**TASK LIST:**
• A. In the interview excerpt, what does Elin's mother, Lilliana, join when she is barely a teenager?
• B. Which characters from the novel does the interview excerpt mention by name? List all of them.
• C. Retype everything in the interview excerpt from "Mette, Elin’s singer-songwriter" down to "taciturn political-agitator-turned-matriarch, Lilliana?".

Of course, that was a con; what was familiar about Elin became inextricable to her story. And yet that story became quite distinct from what I know. As did she, taking on quirks and preoccupations, competencies and ways of thinking, backstory and bad fashion, until she was gorgeously imperfect and sui generis

So, she started out proximal, and by the end of the writing, she was someone I approached from a distance, as invented as any of my characters, and more interesting, more real, because of that.

TC: Resistance is as a central theme—personal resistance, political resistance, how we resist our own gifts and dreams and histories and fears. Can you talk about this a little more?

KF: It begins in the literal. Elin’s mother, Lilliana, is barely a teenager when she joins the Danish resistance during that country’s WW2 occupation by the Nazis. The adrenalized heroism of war marks her for life: years into a comfortable, safe existence in the US, she turns her need to resist inward on her family.

Elin’s resistance is different: she pushes back against other people’s versions of her, the roles they need her to fill in order for their lives and narratives to work. This includes the world of physics where women have been sidelined from its historical memory and glories. Ultimately, Elin has to resist her own fearfulness: she’s afraid of the uneasy paradoxes of truth telling, forgiveness, and love. She has to get past what’s relinquished to understand what’s gained.

Mette, Elin’s singer-songwriter sister, resists artistic classification, as well as a conventional lifestyle, and the bitterness that can come from being defined by a single artistic output.

Finally, there’s Elin’s daughter, Bets, who is young and principled in the face of oppression — including the subtle and less subtle kinds from her parent. Her resistance is bracing in its clarity.

TC: It’s also a portrayal of strikingly generational feminisms. What were the rewards and challenges of exploring three powerful women from very different generations—scientist Elin, her creative daughter, Bets, and taciturn political-agitator-turned-matriarch, Lilliana?

One of the rewards of writing are those symmetries that arise naturally from your characters which you can’t pretend to have intentionally or consciously orchestrated. This certainly happened with these three women.

Stored items
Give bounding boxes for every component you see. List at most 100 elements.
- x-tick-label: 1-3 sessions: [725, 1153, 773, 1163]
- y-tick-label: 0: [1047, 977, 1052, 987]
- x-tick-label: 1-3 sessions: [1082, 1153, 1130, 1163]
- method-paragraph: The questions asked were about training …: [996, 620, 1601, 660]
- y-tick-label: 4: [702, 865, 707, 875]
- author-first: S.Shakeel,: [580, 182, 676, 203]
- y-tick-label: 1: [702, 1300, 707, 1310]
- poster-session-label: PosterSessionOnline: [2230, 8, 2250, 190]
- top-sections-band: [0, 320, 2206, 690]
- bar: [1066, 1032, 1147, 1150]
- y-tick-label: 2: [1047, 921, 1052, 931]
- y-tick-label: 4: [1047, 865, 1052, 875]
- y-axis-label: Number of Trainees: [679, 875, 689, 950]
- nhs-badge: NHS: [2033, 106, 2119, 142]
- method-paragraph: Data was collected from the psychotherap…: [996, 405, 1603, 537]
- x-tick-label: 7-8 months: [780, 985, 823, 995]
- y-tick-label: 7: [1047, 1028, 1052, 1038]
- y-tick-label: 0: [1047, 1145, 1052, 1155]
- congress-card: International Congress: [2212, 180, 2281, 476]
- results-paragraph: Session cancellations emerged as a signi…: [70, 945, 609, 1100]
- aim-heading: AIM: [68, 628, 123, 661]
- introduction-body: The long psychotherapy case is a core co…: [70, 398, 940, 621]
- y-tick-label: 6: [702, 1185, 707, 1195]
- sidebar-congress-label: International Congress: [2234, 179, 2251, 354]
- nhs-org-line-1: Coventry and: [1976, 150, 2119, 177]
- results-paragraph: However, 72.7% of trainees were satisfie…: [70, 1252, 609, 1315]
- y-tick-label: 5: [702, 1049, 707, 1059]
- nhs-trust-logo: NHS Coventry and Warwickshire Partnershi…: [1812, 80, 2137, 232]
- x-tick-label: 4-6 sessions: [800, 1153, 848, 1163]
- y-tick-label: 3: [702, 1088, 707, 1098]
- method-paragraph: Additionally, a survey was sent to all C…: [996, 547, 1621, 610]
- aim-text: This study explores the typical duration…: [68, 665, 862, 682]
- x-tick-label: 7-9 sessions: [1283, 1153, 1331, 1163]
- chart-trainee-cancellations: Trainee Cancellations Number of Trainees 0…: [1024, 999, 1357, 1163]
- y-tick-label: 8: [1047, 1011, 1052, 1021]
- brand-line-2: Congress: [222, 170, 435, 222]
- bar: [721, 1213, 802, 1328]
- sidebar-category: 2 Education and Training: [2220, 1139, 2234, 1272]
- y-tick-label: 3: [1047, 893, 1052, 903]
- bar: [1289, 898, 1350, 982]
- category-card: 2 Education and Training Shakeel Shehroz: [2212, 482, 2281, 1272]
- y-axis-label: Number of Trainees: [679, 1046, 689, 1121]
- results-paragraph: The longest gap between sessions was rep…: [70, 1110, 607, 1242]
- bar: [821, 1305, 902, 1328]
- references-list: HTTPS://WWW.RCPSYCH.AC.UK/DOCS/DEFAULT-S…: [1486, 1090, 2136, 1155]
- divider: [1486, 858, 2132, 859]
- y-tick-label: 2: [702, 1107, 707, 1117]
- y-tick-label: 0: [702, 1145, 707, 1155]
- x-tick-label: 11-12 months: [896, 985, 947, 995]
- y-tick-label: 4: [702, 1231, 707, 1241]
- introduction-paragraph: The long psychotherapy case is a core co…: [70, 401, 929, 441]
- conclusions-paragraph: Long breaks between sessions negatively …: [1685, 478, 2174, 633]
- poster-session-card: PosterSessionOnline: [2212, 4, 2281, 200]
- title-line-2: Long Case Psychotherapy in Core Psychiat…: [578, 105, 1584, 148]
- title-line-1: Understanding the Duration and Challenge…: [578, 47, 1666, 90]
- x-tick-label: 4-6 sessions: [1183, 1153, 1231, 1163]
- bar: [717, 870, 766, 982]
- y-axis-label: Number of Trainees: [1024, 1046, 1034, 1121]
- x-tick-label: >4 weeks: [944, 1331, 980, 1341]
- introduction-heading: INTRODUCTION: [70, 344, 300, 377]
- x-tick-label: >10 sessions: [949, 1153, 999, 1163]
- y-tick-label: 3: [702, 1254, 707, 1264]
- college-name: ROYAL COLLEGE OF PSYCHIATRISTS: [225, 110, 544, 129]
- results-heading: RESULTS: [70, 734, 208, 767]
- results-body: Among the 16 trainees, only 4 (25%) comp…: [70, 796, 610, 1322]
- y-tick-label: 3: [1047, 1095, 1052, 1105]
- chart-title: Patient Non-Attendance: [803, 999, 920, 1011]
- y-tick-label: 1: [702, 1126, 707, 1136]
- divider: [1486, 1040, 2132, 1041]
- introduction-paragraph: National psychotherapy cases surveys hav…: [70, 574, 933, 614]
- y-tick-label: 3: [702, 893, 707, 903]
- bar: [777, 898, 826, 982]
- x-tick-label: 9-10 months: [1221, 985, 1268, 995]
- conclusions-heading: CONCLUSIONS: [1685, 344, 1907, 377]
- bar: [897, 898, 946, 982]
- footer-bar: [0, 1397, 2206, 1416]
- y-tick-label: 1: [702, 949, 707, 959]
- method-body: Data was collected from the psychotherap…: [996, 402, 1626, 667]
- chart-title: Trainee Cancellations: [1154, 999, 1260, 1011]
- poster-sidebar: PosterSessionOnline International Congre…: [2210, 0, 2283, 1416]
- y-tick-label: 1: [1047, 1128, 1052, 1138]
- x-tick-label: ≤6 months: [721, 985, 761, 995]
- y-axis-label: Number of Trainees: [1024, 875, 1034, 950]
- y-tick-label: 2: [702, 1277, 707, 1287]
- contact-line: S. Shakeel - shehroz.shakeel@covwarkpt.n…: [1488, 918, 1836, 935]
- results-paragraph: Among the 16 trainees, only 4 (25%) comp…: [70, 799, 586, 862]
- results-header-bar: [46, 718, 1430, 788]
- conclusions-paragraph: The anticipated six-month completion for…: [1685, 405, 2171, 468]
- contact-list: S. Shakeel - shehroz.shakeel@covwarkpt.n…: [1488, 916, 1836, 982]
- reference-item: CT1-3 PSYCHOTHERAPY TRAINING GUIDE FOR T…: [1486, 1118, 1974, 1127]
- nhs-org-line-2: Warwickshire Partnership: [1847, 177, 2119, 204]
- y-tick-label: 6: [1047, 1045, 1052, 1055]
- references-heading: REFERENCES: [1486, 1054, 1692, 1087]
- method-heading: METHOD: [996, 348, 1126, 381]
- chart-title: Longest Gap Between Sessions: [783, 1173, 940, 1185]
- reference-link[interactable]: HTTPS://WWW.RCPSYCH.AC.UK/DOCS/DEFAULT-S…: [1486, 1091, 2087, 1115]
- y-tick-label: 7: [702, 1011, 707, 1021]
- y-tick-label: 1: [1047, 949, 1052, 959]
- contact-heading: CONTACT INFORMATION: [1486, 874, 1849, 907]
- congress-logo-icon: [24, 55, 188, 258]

**SOLUTIONS PER TASK:**
• A. She joins the Danish resistance during that country's WW2 occupation by the Nazis.

• B. Elin, Lilliana, Mette, Bets

• C.
Mette, Elin’s singer-songwriter sister, resists artistic classification, as well as a conventional lifestyle, and the bitterness that can come from being defined by a single artistic output.

Finally, there’s Elin’s daughter, Bets, who is young and principled in the face of oppression — including the subtle and less subtle kinds from her parent. Her resistance is bracing in its clarity.

TC: It’s also a portrayal of strikingly generational feminisms. What were the rewards and challenges of exploring three powerful women from very different generations—scientist Elin, her creative daughter, Bets, and taciturn political-agitator-turned-matriarch, Lilliana?